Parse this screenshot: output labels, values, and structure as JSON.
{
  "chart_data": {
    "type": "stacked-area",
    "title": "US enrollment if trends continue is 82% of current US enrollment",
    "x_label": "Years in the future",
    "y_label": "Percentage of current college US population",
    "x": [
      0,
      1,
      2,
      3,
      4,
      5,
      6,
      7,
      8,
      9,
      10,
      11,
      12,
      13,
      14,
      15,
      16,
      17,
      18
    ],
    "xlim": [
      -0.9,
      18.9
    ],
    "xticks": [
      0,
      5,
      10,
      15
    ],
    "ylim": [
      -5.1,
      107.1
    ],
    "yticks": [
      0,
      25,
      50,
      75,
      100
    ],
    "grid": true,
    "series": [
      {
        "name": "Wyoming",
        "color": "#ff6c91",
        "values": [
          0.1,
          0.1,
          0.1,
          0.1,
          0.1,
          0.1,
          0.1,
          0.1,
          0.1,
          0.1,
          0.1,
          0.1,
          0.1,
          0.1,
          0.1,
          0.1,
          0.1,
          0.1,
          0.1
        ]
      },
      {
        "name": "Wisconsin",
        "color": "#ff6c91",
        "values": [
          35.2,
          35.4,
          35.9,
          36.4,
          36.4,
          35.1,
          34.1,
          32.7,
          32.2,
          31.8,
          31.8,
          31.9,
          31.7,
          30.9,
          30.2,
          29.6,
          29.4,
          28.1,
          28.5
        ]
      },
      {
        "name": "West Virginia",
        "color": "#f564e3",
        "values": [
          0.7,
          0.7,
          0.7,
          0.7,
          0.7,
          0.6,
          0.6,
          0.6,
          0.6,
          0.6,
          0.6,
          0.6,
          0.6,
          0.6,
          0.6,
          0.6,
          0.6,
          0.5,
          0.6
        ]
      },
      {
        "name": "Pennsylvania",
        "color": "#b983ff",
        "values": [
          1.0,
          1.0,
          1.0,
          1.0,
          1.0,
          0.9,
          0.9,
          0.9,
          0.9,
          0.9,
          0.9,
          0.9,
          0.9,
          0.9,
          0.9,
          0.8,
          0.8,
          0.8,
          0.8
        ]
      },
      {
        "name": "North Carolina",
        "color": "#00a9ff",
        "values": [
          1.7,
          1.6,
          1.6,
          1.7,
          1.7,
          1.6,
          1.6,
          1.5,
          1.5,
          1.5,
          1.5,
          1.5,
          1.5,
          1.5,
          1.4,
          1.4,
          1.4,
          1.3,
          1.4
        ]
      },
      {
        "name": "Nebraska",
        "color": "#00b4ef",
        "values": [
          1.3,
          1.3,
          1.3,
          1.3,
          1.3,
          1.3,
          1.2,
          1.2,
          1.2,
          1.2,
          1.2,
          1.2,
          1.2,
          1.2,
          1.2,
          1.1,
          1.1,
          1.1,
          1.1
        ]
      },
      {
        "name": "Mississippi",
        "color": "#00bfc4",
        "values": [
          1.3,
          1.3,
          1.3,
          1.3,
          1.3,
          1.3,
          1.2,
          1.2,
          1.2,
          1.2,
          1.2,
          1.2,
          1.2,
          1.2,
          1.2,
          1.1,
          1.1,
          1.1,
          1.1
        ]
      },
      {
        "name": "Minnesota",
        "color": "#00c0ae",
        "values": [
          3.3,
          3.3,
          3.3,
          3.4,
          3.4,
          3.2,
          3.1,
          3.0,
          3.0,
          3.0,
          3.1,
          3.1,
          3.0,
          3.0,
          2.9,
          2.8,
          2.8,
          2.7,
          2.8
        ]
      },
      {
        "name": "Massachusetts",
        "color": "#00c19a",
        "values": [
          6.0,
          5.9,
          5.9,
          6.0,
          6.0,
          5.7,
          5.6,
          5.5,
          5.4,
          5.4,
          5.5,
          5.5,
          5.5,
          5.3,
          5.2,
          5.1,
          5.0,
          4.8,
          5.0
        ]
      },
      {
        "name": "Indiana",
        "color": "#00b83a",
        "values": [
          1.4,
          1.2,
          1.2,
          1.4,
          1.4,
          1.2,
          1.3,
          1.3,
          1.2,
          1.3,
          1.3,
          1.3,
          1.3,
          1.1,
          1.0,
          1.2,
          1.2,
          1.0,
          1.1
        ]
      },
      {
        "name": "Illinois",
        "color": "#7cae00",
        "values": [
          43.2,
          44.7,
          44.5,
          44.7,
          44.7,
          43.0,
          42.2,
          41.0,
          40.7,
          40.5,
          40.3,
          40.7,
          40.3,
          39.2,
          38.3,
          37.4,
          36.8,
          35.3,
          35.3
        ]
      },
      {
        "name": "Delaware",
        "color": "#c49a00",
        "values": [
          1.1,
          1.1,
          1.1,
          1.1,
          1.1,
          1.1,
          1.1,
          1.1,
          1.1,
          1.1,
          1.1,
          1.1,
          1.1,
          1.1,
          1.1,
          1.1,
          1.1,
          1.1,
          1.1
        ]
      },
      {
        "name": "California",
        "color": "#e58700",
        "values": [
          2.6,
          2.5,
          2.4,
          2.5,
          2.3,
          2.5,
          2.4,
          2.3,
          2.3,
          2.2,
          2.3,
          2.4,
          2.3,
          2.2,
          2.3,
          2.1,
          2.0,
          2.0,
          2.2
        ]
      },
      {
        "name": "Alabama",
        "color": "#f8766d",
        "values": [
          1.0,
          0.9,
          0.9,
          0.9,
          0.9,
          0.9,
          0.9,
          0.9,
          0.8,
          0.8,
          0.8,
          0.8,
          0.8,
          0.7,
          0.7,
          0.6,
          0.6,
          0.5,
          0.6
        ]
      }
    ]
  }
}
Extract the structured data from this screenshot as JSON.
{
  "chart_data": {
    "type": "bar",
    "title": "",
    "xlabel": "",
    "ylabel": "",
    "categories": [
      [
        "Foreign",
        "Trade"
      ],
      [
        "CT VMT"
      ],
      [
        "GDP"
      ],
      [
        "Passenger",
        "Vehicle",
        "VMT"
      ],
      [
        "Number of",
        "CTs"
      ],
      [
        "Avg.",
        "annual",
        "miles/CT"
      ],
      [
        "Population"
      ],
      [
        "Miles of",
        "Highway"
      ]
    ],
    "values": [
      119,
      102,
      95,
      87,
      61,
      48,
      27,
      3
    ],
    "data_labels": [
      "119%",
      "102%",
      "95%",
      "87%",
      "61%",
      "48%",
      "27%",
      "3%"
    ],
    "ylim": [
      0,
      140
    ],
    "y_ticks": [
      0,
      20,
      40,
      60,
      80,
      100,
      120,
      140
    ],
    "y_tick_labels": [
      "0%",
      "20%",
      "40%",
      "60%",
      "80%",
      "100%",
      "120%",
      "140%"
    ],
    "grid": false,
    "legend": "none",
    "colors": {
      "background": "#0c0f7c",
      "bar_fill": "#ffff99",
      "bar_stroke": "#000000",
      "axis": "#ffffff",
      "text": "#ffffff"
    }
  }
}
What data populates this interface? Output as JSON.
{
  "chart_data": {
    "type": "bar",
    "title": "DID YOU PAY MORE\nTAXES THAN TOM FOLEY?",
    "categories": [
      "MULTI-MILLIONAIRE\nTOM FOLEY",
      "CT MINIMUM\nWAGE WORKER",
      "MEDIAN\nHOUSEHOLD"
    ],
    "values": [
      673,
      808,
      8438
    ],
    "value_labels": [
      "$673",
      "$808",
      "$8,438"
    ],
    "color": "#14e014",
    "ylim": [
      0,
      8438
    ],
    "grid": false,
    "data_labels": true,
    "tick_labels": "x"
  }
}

| What you have to do |
Reproduce all the data word for word.

| Task solution |
Parse this screenshot: output labels, values, and structure as JSON.
{
  "chart_data": {
    "type": "stacked-area",
    "title": "US enrollment if trends continue is 82% of current US enrollment",
    "x_label": "Years in the future",
    "y_label": "Percentage of current college US population",
    "x": [
      0,
      1,
      2,
      3,
      4,
      5,
      6,
      7,
      8,
      9,
      10,
      11,
      12,
      13,
      14,
      15,
      16,
      17,
      18
    ],
    "xlim": [
      -0.9,
      18.9
    ],
    "xticks": [
      0,
      5,
      10,
      15
    ],
    "ylim": [
      -5.1,
      107.1
    ],
    "yticks": [
      0,
      25,
      50,
      75,
      100
    ],
    "grid": true,
    "series": [
      {
        "name": "Wyoming",
        "color": "#ff6c91",
        "values": [
          0.1,
          0.1,
          0.1,
          0.1,
          0.1,
          0.1,
          0.1,
          0.1,
          0.1,
          0.1,
          0.1,
          0.1,
          0.1,
          0.1,
          0.1,
          0.1,
          0.1,
          0.1,
          0.1
        ]
      },
      {
        "name": "Wisconsin",
        "color": "#ff6c91",
        "values": [
          35.2,
          35.4,
          35.9,
          36.4,
          36.4,
          35.1,
          34.1,
          32.7,
          32.2,
          31.8,
          31.8,
          31.9,
          31.7,
          30.9,
          30.2,
          29.6,
          29.4,
          28.1,
          28.5
        ]
      },
      {
        "name": "West Virginia",
        "color": "#f564e3",
        "values": [
          0.7,
          0.7,
          0.7,
          0.7,
          0.7,
          0.6,
          0.6,
          0.6,
          0.6,
          0.6,
          0.6,
          0.6,
          0.6,
          0.6,
          0.6,
          0.6,
          0.6,
          0.5,
          0.6
        ]
      },
      {
        "name": "Pennsylvania",
        "color": "#b983ff",
        "values": [
          1.0,
          1.0,
          1.0,
          1.0,
          1.0,
          0.9,
          0.9,
          0.9,
          0.9,
          0.9,
          0.9,
          0.9,
          0.9,
          0.9,
          0.9,
          0.8,
          0.8,
          0.8,
          0.8
        ]
      },
      {
        "name": "North Carolina",
        "color": "#00a9ff",
        "values": [
          1.7,
          1.6,
          1.6,
          1.7,
          1.7,
          1.6,
          1.6,
          1.5,
          1.5,
          1.5,
          1.5,
          1.5,
          1.5,
          1.5,
          1.4,
          1.4,
          1.4,
          1.3,
          1.4
        ]
      },
      {
        "name": "Nebraska",
        "color": "#00b4ef",
        "values": [
          1.3,
          1.3,
          1.3,
          1.3,
          1.3,
          1.3,
          1.2,
          1.2,
          1.2,
          1.2,
          1.2,
          1.2,
          1.2,
          1.2,
          1.2,
          1.1,
          1.1,
          1.1,
          1.1
        ]
      },
      {
        "name": "Mississippi",
        "color": "#00bfc4",
        "values": [
          1.3,
          1.3,
          1.3,
          1.3,
          1.3,
          1.3,
          1.2,
          1.2,
          1.2,
          1.2,
          1.2,
          1.2,
          1.2,
          1.2,
          1.2,
          1.1,
          1.1,
          1.1,
          1.1
        ]
      },
      {
        "name": "Minnesota",
        "color": "#00c0ae",
        "values": [
          3.3,
          3.3,
          3.3,
          3.4,
          3.4,
          3.2,
          3.1,
          3.0,
          3.0,
          3.0,
          3.1,
          3.1,
          3.0,
          3.0,
          2.9,
          2.8,
          2.8,
          2.7,
          2.8
        ]
      },
      {
        "name": "Massachusetts",
        "color": "#00c19a",
        "values": [
          6.0,
          5.9,
          5.9,
          6.0,
          6.0,
          5.7,
          5.6,
          5.5,
          5.4,
          5.4,
          5.5,
          5.5,
          5.5,
          5.3,
          5.2,
          5.1,
          5.0,
          4.8,
          5.0
        ]
      },
      {
        "name": "Indiana",
        "color": "#00b83a",
        "values": [
          1.4,
          1.2,
          1.2,
          1.4,
          1.4,
          1.2,
          1.3,
          1.3,
          1.2,
          1.3,
          1.3,
          1.3,
          1.3,
          1.1,
          1.0,
          1.2,
          1.2,
          1.0,
          1.1
        ]
      },
      {
        "name": "Illinois",
        "color": "#7cae00",
        "values": [
          43.2,
          44.7,
          44.5,
          44.7,
          44.7,
          43.0,
          42.2,
          41.0,
          40.7,
          40.5,
          40.3,
          40.7,
          40.3,
          39.2,
          38.3,
          37.4,
          36.8,
          35.3,
          35.3
        ]
      },
      {
        "name": "Delaware",
        "color": "#c49a00",
        "values": [
          1.1,
          1.1,
          1.1,
          1.1,
          1.1,
          1.1,
          1.1,
          1.1,
          1.1,
          1.1,
          1.1,
          1.1,
          1.1,
          1.1,
          1.1,
          1.1,
          1.1,
          1.1,
          1.1
        ]
      },
      {
        "name": "California",
        "color": "#e58700",
        "values": [
          2.6,
          2.5,
          2.4,
          2.5,
          2.3,
          2.5,
          2.4,
          2.3,
          2.3,
          2.2,
          2.3,
          2.4,
          2.3,
          2.2,
          2.3,
          2.1,
          2.0,
          2.0,
          2.2
        ]
      },
      {
        "name": "Alabama",
        "color": "#f8766d",
        "values": [
          1.0,
          0.9,
          0.9,
          0.9,
          0.9,
          0.9,
          0.9,
          0.9,
          0.8,
          0.8,
          0.8,
          0.8,
          0.8,
          0.7,
          0.7,
          0.6,
          0.6,
          0.5,
          0.6
        ]
      }
    ]
  }
}
Extract the structured data from this screenshot as JSON.
{
  "chart_data": {
    "type": "bar",
    "title": "",
    "xlabel": "",
    "ylabel": "",
    "categories": [
      [
        "Foreign",
        "Trade"
      ],
      [
        "CT VMT"
      ],
      [
        "GDP"
      ],
      [
        "Passenger",
        "Vehicle",
        "VMT"
      ],
      [
        "Number of",
        "CTs"
      ],
      [
        "Avg.",
        "annual",
        "miles/CT"
      ],
      [
        "Population"
      ],
      [
        "Miles of",
        "Highway"
      ]
    ],
    "values": [
      119,
      102,
      95,
      87,
      61,
      48,
      27,
      3
    ],
    "data_labels": [
      "119%",
      "102%",
      "95%",
      "87%",
      "61%",
      "48%",
      "27%",
      "3%"
    ],
    "ylim": [
      0,
      140
    ],
    "y_ticks": [
      0,
      20,
      40,
      60,
      80,
      100,
      120,
      140
    ],
    "y_tick_labels": [
      "0%",
      "20%",
      "40%",
      "60%",
      "80%",
      "100%",
      "120%",
      "140%"
    ],
    "grid": false,
    "legend": "none",
    "colors": {
      "background": "#0c0f7c",
      "bar_fill": "#ffff99",
      "bar_stroke": "#000000",
      "axis": "#ffffff",
      "text": "#ffffff"
    }
  }
}
What data populates this interface? Output as JSON.
{
  "chart_data": {
    "type": "bar",
    "title": "DID YOU PAY MORE\nTAXES THAN TOM FOLEY?",
    "categories": [
      "MULTI-MILLIONAIRE\nTOM FOLEY",
      "CT MINIMUM\nWAGE WORKER",
      "MEDIAN\nHOUSEHOLD"
    ],
    "values": [
      673,
      808,
      8438
    ],
    "value_labels": [
      "$673",
      "$808",
      "$8,438"
    ],
    "color": "#14e014",
    "ylim": [
      0,
      8438
    ],
    "grid": false,
    "data_labels": true,
    "tick_labels": "x"
  }
}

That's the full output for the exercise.